▶ _What is needed_
Look through the material below, count the lines containing the word "Impaired", and state only the count.

▶ _Data records_
- - -
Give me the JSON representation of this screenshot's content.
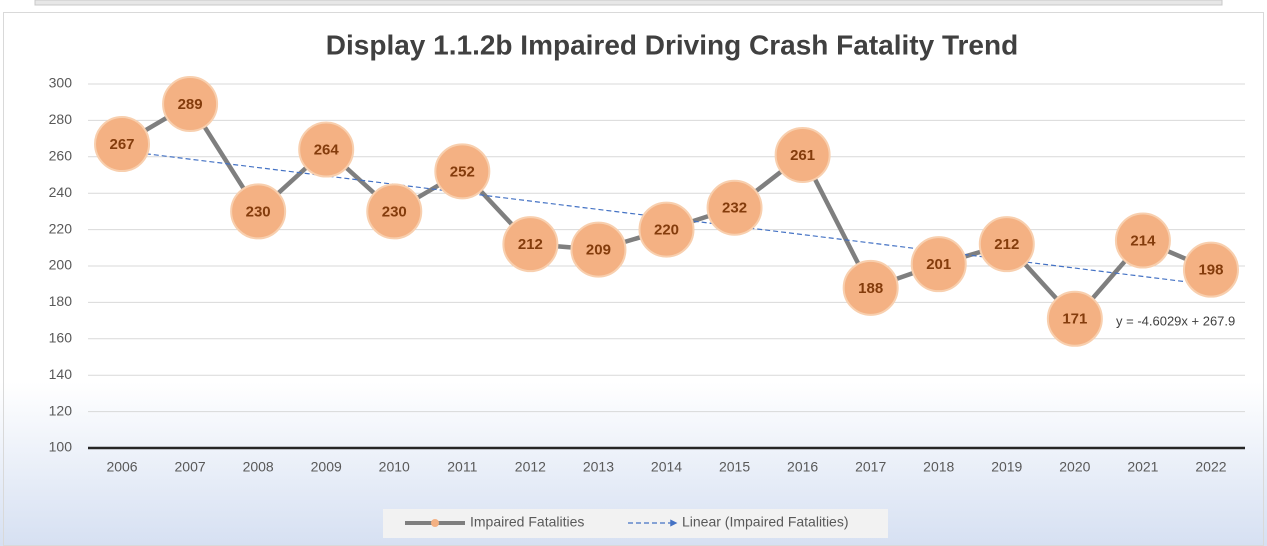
{
  "chart_data": {
    "type": "line",
    "title": "Display 1.1.2b Impaired Driving Crash Fatality Trend",
    "categories": [
      "2006",
      "2007",
      "2008",
      "2009",
      "2010",
      "2011",
      "2012",
      "2013",
      "2014",
      "2015",
      "2016",
      "2017",
      "2018",
      "2019",
      "2020",
      "2021",
      "2022"
    ],
    "series": [
      {
        "name": "Impaired Fatalities",
        "color": "#7f7f7f",
        "marker_color": "#f4b183",
        "values": [
          267,
          289,
          230,
          264,
          230,
          252,
          212,
          209,
          220,
          232,
          261,
          188,
          201,
          212,
          171,
          214,
          198
        ]
      }
    ],
    "trendline": {
      "name": "Linear (Impaired Fatalities)",
      "color": "#4472c4",
      "label": "y = -4.6029x + 267.9",
      "slope": -4.6029,
      "intercept": 267.9
    },
    "ylim": [
      100,
      300
    ],
    "yticks": [
      100,
      120,
      140,
      160,
      180,
      200,
      220,
      240,
      260,
      280,
      300
    ],
    "grid": true,
    "legend": "bottom"
  }
}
- - -
▶ _Expected output_
3